Locate all lines with the word "можете" and copy them out.

++++ Supplied information

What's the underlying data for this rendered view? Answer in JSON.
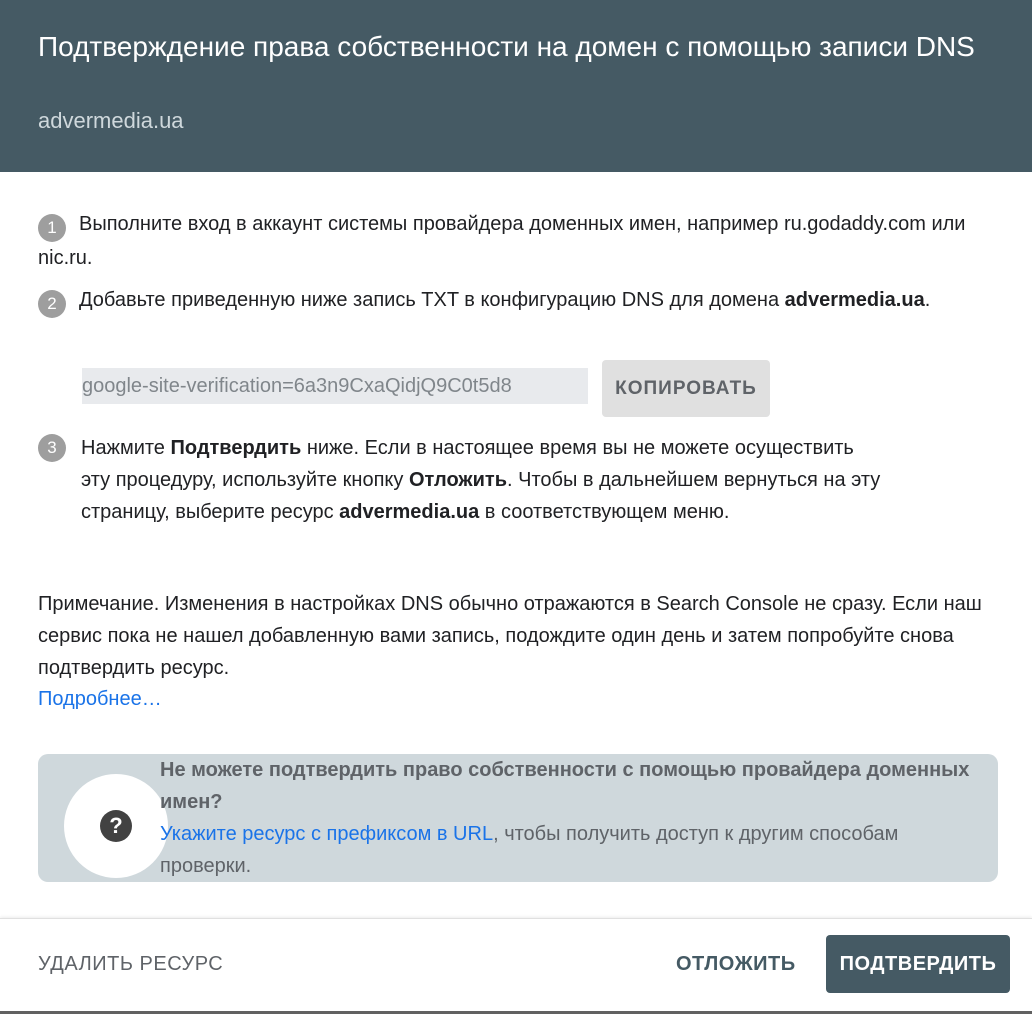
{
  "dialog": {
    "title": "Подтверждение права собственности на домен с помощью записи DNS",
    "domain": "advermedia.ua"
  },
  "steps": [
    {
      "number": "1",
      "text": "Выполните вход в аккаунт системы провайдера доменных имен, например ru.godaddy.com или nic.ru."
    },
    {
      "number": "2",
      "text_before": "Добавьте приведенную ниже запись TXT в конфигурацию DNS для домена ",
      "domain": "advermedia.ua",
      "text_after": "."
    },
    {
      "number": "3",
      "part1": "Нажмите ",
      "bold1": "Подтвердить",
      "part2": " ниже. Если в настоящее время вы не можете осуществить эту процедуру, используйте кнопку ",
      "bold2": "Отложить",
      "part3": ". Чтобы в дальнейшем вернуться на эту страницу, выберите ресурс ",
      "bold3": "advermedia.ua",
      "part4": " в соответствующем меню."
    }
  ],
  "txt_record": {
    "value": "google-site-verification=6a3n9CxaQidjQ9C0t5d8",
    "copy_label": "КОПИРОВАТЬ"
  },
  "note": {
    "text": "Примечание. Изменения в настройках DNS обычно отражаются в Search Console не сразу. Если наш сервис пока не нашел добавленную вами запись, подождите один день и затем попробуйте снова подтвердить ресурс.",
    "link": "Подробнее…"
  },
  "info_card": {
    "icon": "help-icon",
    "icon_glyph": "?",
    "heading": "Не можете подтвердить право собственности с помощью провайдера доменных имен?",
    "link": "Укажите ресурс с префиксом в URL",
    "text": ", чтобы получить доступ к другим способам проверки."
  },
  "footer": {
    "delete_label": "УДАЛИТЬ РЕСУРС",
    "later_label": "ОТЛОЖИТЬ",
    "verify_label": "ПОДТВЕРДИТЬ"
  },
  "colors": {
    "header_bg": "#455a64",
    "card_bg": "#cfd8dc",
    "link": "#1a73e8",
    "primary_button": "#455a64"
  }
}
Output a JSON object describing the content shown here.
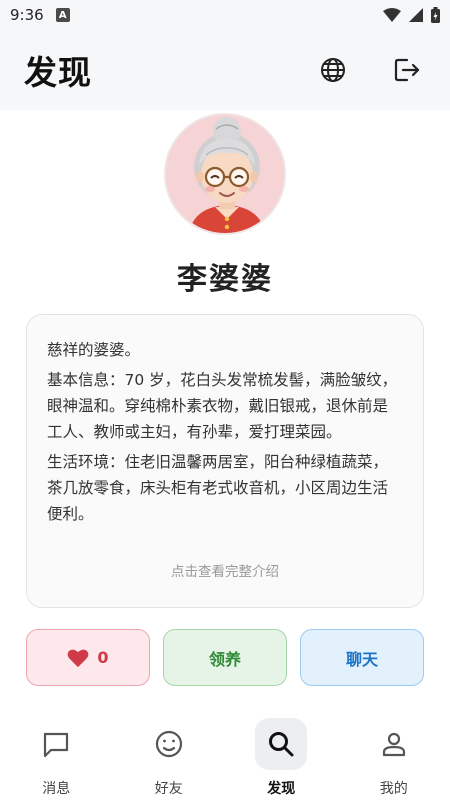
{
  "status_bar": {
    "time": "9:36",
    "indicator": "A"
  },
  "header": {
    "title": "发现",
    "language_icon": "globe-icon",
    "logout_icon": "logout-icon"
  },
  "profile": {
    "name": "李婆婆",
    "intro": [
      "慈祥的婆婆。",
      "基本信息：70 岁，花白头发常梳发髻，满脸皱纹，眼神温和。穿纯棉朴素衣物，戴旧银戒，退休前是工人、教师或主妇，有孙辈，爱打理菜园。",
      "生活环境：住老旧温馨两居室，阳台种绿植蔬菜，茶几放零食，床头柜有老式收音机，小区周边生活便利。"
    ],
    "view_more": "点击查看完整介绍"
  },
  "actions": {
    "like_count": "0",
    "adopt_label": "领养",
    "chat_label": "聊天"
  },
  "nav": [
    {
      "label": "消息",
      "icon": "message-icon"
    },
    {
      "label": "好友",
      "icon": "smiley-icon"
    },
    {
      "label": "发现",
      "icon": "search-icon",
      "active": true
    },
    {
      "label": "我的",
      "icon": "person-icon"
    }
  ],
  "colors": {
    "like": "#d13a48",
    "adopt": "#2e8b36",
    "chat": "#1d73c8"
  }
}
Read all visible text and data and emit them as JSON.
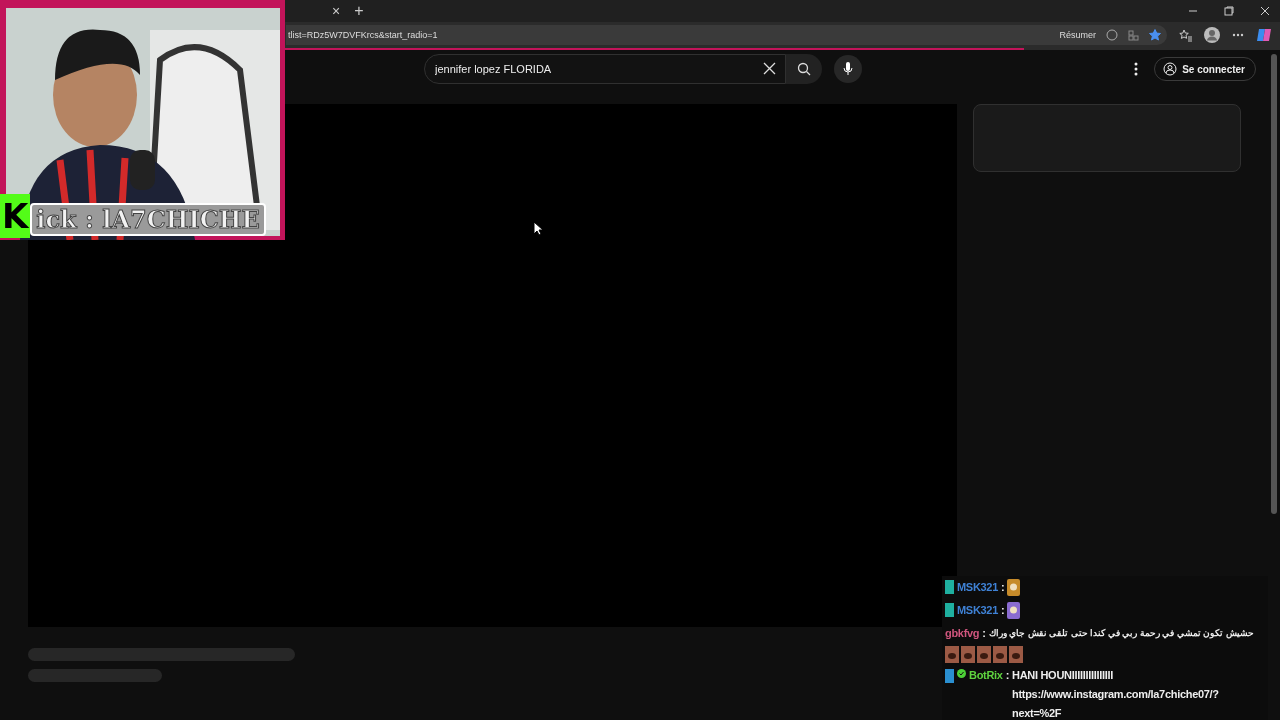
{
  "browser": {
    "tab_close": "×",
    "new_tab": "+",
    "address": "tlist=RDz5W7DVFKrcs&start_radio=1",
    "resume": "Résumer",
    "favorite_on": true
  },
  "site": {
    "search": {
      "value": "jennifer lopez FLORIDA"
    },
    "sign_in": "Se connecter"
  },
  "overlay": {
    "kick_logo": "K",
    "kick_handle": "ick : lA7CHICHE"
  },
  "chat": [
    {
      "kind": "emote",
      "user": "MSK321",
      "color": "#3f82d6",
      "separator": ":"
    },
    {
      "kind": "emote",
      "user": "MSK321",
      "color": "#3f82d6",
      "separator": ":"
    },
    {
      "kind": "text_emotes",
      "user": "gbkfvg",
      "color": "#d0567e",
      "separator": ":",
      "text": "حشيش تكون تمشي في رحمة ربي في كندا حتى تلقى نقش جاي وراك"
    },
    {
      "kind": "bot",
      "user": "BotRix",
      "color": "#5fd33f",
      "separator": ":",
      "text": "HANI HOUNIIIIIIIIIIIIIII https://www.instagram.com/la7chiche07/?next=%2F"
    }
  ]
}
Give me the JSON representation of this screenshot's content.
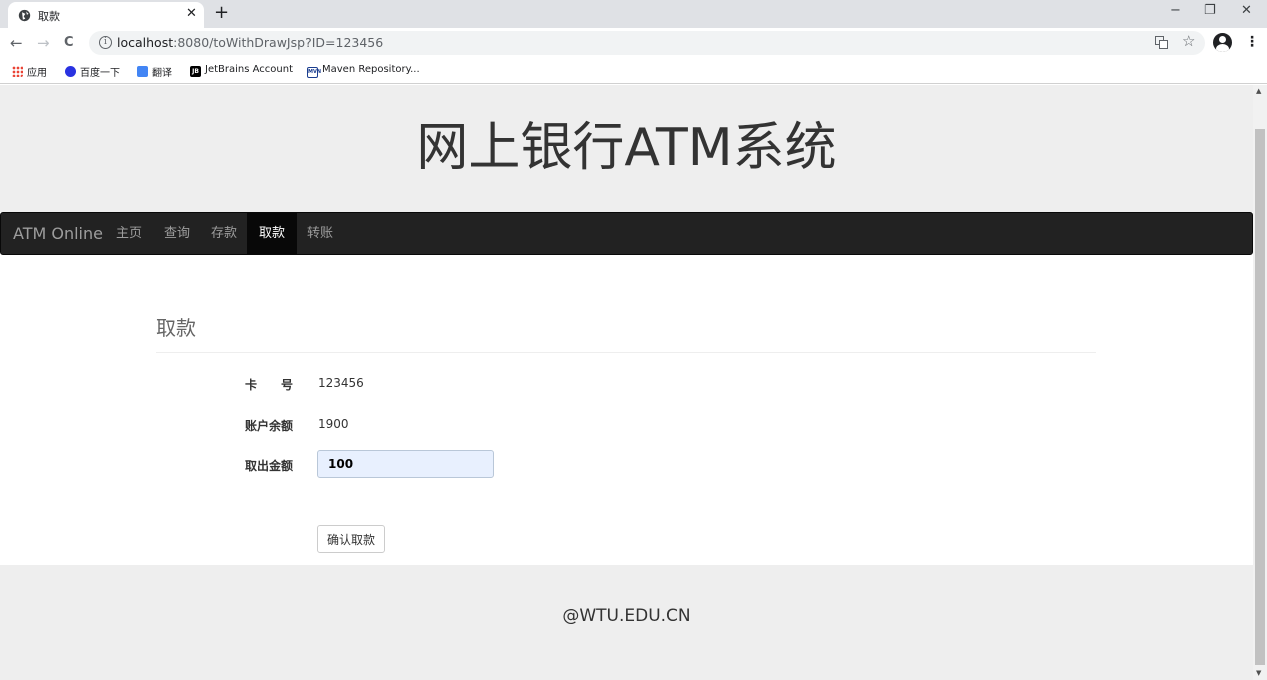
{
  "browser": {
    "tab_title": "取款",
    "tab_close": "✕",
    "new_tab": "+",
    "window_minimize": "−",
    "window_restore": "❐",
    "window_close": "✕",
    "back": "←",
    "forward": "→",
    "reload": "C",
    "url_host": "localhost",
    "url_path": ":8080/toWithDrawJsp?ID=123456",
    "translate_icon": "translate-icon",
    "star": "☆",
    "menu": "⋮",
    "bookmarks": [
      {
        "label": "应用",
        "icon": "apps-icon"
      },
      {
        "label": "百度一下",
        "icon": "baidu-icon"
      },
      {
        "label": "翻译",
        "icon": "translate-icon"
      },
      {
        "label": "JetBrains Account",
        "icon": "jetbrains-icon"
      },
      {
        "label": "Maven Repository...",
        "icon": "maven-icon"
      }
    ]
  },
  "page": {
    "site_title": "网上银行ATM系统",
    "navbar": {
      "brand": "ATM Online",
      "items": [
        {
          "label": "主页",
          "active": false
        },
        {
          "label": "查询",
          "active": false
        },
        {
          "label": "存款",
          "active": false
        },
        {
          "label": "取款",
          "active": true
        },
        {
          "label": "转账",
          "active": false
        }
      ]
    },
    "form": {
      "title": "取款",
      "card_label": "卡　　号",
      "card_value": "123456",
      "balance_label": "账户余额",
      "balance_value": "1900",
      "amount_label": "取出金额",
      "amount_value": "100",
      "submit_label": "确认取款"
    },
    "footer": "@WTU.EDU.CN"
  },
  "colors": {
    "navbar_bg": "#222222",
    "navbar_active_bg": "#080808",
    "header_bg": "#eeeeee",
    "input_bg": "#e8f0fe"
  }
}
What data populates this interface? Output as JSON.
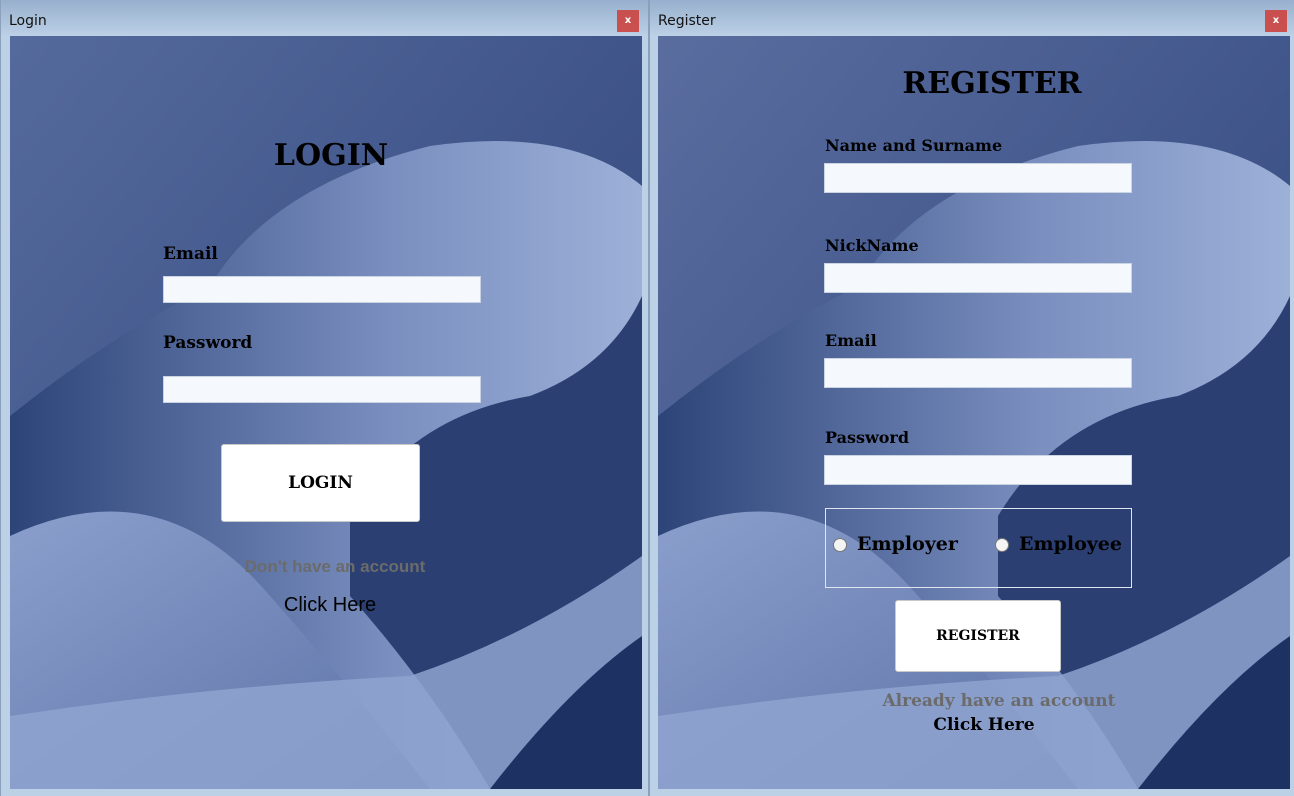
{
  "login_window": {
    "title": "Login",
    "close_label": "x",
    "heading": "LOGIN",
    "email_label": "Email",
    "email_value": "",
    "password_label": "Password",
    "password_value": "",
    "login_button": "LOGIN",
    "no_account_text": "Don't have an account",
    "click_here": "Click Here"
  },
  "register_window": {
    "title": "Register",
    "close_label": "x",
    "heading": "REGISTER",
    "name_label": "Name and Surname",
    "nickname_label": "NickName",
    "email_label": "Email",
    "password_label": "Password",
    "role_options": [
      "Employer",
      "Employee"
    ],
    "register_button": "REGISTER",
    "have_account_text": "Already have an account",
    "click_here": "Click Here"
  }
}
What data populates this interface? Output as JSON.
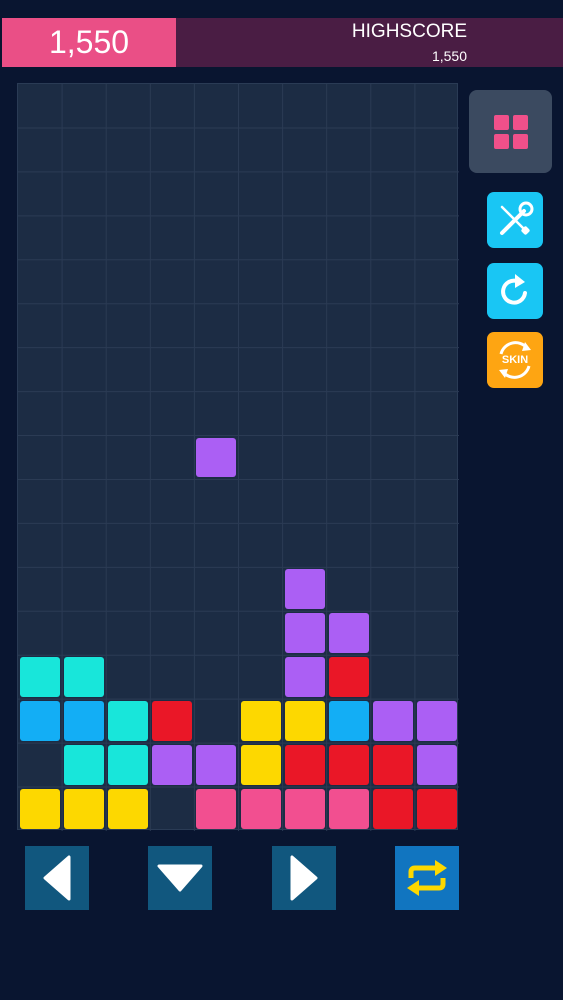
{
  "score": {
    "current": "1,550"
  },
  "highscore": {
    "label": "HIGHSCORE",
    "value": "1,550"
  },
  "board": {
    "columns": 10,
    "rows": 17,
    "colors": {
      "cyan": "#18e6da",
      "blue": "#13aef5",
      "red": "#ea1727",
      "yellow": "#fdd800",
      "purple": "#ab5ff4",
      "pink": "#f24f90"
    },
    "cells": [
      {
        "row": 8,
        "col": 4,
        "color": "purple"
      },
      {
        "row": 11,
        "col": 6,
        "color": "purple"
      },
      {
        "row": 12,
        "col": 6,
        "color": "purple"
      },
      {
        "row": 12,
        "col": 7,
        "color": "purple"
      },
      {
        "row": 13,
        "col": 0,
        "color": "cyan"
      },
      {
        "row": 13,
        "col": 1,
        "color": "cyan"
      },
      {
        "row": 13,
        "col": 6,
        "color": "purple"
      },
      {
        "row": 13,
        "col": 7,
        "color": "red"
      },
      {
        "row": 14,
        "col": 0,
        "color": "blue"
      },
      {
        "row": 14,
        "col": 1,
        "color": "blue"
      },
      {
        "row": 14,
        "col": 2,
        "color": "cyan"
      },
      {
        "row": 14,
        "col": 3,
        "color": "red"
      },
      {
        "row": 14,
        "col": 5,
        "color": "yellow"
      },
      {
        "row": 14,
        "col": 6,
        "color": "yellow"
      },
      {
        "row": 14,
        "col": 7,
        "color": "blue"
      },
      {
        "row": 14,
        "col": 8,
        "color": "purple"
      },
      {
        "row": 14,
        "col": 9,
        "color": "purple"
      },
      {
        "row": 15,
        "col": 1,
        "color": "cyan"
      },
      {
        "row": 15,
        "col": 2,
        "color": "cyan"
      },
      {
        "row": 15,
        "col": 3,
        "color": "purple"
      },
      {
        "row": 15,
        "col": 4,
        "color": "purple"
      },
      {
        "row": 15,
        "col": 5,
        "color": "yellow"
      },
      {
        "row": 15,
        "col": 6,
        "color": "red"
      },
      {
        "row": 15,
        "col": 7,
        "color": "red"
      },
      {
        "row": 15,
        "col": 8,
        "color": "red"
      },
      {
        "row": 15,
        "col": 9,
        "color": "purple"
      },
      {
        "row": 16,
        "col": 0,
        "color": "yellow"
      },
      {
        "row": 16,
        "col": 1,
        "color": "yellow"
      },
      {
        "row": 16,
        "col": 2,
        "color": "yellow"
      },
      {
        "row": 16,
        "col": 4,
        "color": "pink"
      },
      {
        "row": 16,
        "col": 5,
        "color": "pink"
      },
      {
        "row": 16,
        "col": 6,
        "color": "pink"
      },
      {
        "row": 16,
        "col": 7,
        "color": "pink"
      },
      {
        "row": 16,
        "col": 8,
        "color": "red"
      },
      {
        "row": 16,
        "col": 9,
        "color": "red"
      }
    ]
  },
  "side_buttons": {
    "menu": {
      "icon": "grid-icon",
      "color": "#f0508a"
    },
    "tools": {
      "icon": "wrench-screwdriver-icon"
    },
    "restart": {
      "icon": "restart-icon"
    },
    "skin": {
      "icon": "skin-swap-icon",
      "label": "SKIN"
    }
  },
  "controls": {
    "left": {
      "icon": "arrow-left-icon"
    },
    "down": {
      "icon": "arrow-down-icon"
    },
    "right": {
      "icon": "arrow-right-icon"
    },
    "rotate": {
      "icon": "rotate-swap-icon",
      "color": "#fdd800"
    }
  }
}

++++++++

* Correct response:
      "part2": " ниже. Если в настоящее время вы не можете осуществить эту процедуру, используйте кнопку ",
    "heading": "Не можете подтвердить право собственности с помощью провайдера доменных имен?",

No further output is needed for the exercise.